Set exercise - Transcribe each of the records below exactly, excluding all pictures.

Collected data entries
^^^^^^^^^^^^^^^^

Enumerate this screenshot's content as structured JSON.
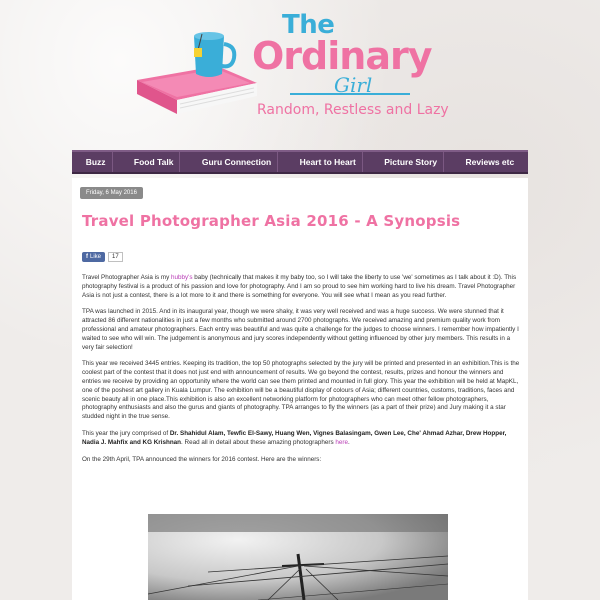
{
  "blog": {
    "title_the": "The",
    "title_main": "Ordinary",
    "title_girl": "Girl",
    "tagline": "Random, Restless and Lazy"
  },
  "nav": {
    "items": [
      {
        "label": "Buzz"
      },
      {
        "label": "Food Talk"
      },
      {
        "label": "Guru Connection"
      },
      {
        "label": "Heart to Heart"
      },
      {
        "label": "Picture Story"
      },
      {
        "label": "Reviews etc"
      }
    ]
  },
  "post": {
    "date": "Friday, 6 May 2016",
    "title": "Travel Photographer Asia 2016 - A Synopsis",
    "like_label": "Like",
    "like_count": "17",
    "p1_a": "Travel Photographer Asia is my ",
    "p1_link": "hubby's",
    "p1_b": " baby (technically that makes it my baby too, so I will take the liberty to use 'we' sometimes as I talk about it :D). This photography festival is a product of his passion and love for photography. And I am so proud to see him working hard to live his dream. Travel Photographer Asia is not just a contest, there is a lot more to it and there is something for everyone. You will see what I mean as you read further.",
    "p2": "TPA was launched in 2015. And in its inaugural year, though we were shaky, it was very well received and was a huge success. We were stunned that it attracted 86 different nationalities in just a few months who submitted around 2700 photographs. We received amazing and premium quality work from professional and amateur photographers. Each entry was beautiful and was quite a challenge for the judges to choose winners. I remember how impatiently I waited to see who will win. The judgement is anonymous and jury scores independently without getting influenced by other jury members. This results in a very fair selection!",
    "p3": "This year we received 3445 entries. Keeping its tradition, the top 50 photographs selected by the jury will be printed and presented in an exhibition.This is the coolest part of the contest that it does not just end with announcement of results. We go beyond the contest, results, prizes and honour the winners and entries we receive by providing an opportunity where the world can see them printed and mounted in full glory. This year the exhibition will be held at MapKL, one of the poshest art gallery in Kuala Lumpur. The exhibition will be a beautiful display of colours of Asia; different countries, customs, traditions, faces and scenic beauty all in one place.This exhibition is also an excellent networking platform for photographers who can meet other fellow photographers, photography enthusiasts and also the gurus and giants of photography. TPA arranges to fly the winners (as a part of their prize) and Jury making it a star studded night in the true sense.",
    "p4_a": "This year the jury comprised of ",
    "p4_jury": "Dr. Shahidul Alam, Tewfic El-Sawy, Huang Wen, Vignes Balasingam, Gwen Lee, Che' Ahmad Azhar, Drew Hopper, Nadia J. Mahfix and KG Krishnan",
    "p4_b": ". Read all in detail about these amazing photographers ",
    "p4_link": "here",
    "p4_c": ".",
    "p5": "On the 29th April, TPA announced the winners for 2016 contest. Here are the winners:"
  },
  "colors": {
    "brand_pink": "#ef72a3",
    "brand_blue": "#3aaed8",
    "nav_bg": "#5b3d63",
    "link": "#b83bb5"
  }
}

^^^^^^^^^^^^^^^^

Response below -
Enumerate this screenshot's content as structured JSON.
{
  "blog": {
    "title_the": "The",
    "title_main": "Ordinary",
    "title_girl": "Girl",
    "tagline": "Random, Restless and Lazy"
  },
  "nav": {
    "items": [
      {
        "label": "Buzz"
      },
      {
        "label": "Food Talk"
      },
      {
        "label": "Guru Connection"
      },
      {
        "label": "Heart to Heart"
      },
      {
        "label": "Picture Story"
      },
      {
        "label": "Reviews etc"
      }
    ]
  },
  "post": {
    "date": "Friday, 6 May 2016",
    "title": "Travel Photographer Asia 2016 - A Synopsis",
    "like_label": "Like",
    "like_count": "17",
    "p1_a": "Travel Photographer Asia is my ",
    "p1_link": "hubby's",
    "p1_b": " baby (technically that makes it my baby too, so I will take the liberty to use 'we' sometimes as I talk about it :D). This photography festival is a product of his passion and love for photography. And I am so proud to see him working hard to live his dream. Travel Photographer Asia is not just a contest, there is a lot more to it and there is something for everyone. You will see what I mean as you read further.",
    "p2": "TPA was launched in 2015. And in its inaugural year, though we were shaky, it was very well received and was a huge success. We were stunned that it attracted 86 different nationalities in just a few months who submitted around 2700 photographs. We received amazing and premium quality work from professional and amateur photographers. Each entry was beautiful and was quite a challenge for the judges to choose winners. I remember how impatiently I waited to see who will win. The judgement is anonymous and jury scores independently without getting influenced by other jury members. This results in a very fair selection!",
    "p3": "This year we received 3445 entries. Keeping its tradition, the top 50 photographs selected by the jury will be printed and presented in an exhibition.This is the coolest part of the contest that it does not just end with announcement of results. We go beyond the contest, results, prizes and honour the winners and entries we receive by providing an opportunity where the world can see them printed and mounted in full glory. This year the exhibition will be held at MapKL, one of the poshest art gallery in Kuala Lumpur. The exhibition will be a beautiful display of colours of Asia; different countries, customs, traditions, faces and scenic beauty all in one place.This exhibition is also an excellent networking platform for photographers who can meet other fellow photographers, photography enthusiasts and also the gurus and giants of photography. TPA arranges to fly the winners (as a part of their prize) and Jury making it a star studded night in the true sense.",
    "p4_a": "This year the jury comprised of ",
    "p4_jury": "Dr. Shahidul Alam, Tewfic El-Sawy, Huang Wen, Vignes Balasingam, Gwen Lee, Che' Ahmad Azhar, Drew Hopper, Nadia J. Mahfix and KG Krishnan",
    "p4_b": ". Read all in detail about these amazing photographers ",
    "p4_link": "here",
    "p4_c": ".",
    "p5": "On the 29th April, TPA announced the winners for 2016 contest. Here are the winners:"
  },
  "colors": {
    "brand_pink": "#ef72a3",
    "brand_blue": "#3aaed8",
    "nav_bg": "#5b3d63",
    "link": "#b83bb5"
  }
}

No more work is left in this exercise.